(Set exercise):
List all lines of the data that include the string "oculomotor".

::::

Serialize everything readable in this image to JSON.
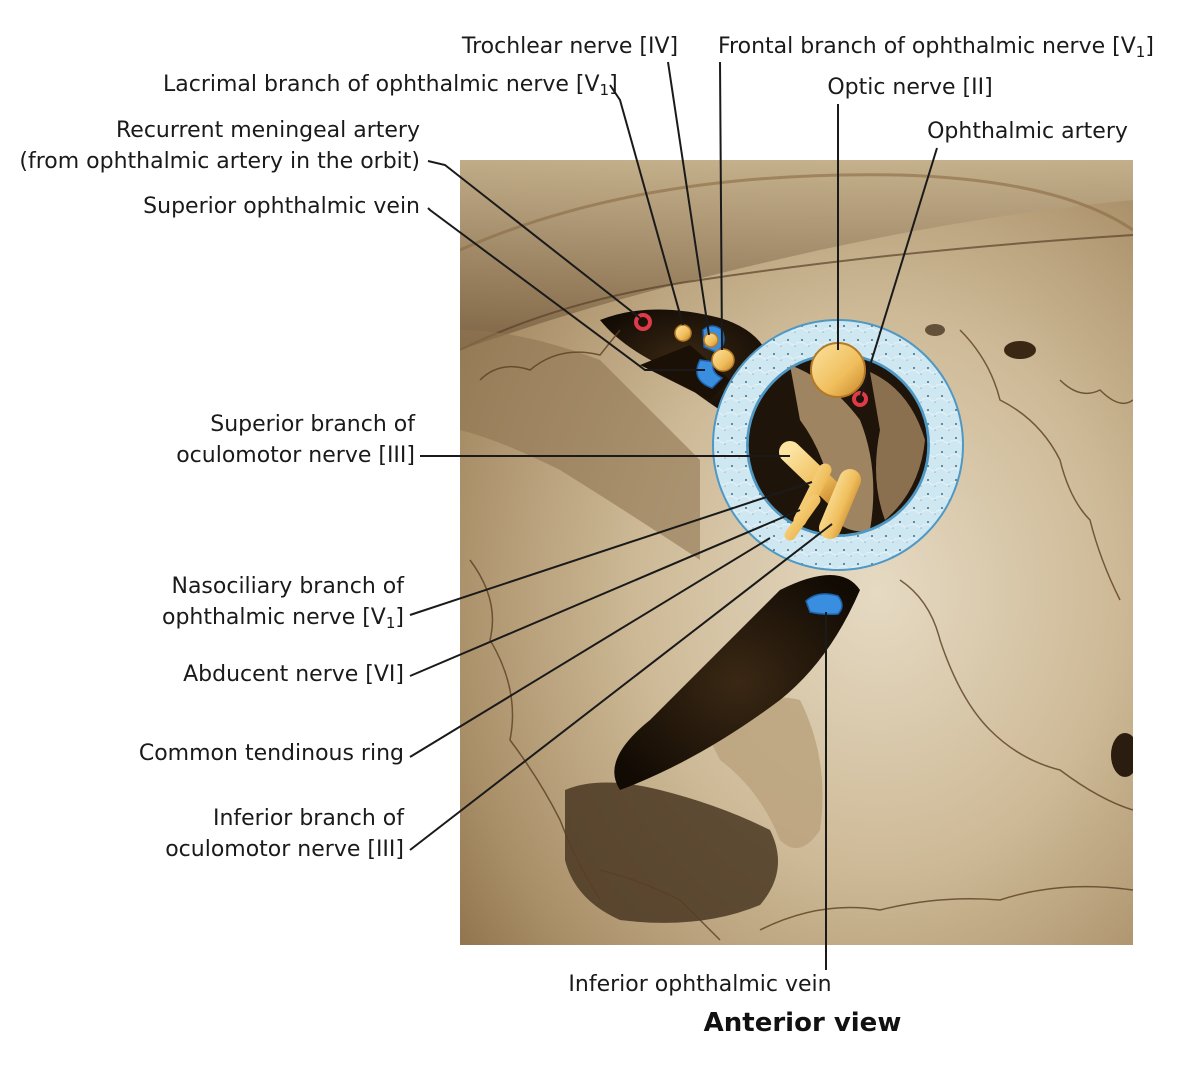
{
  "labels": {
    "trochlear": "Trochlear nerve [IV]",
    "frontal": "Frontal branch of ophthalmic nerve [V",
    "frontal_sub": "1",
    "frontal_end": "]",
    "lacrimal": "Lacrimal branch of ophthalmic nerve [V",
    "lacrimal_sub": "1",
    "lacrimal_end": "]",
    "optic": "Optic nerve [II]",
    "ophthalmic_artery": "Ophthalmic artery",
    "recurrent_line1": "Recurrent meningeal artery",
    "recurrent_line2": "(from ophthalmic artery in the orbit)",
    "superior_vein": "Superior ophthalmic vein",
    "superior_branch_line1": "Superior branch of",
    "superior_branch_line2": "oculomotor nerve [III]",
    "nasociliary_line1": "Nasociliary branch of",
    "nasociliary_line2": "ophthalmic nerve [V",
    "nasociliary_sub": "1",
    "nasociliary_end": "]",
    "abducent": "Abducent nerve [VI]",
    "tendinous_ring": "Common tendinous ring",
    "inferior_branch_line1": "Inferior branch of",
    "inferior_branch_line2": "oculomotor nerve [III]",
    "inferior_vein": "Inferior ophthalmic vein"
  },
  "caption": "Anterior view",
  "colors": {
    "bone_light": "#d9cbb0",
    "bone_mid": "#b49c76",
    "bone_dark": "#6e5537",
    "fissure": "#1c1208",
    "nerve": "#f2c66a",
    "nerve_dark": "#c88a2c",
    "artery": "#e03a4a",
    "vein": "#3a8ee0",
    "ring": "#cfe6f0",
    "ring_edge": "#5aa6cf",
    "leader": "#1a1a1a"
  }
}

::::

(Solution below):
    "superior_branch_line2": "oculomotor nerve [III]",
    "inferior_branch_line2": "oculomotor nerve [III]",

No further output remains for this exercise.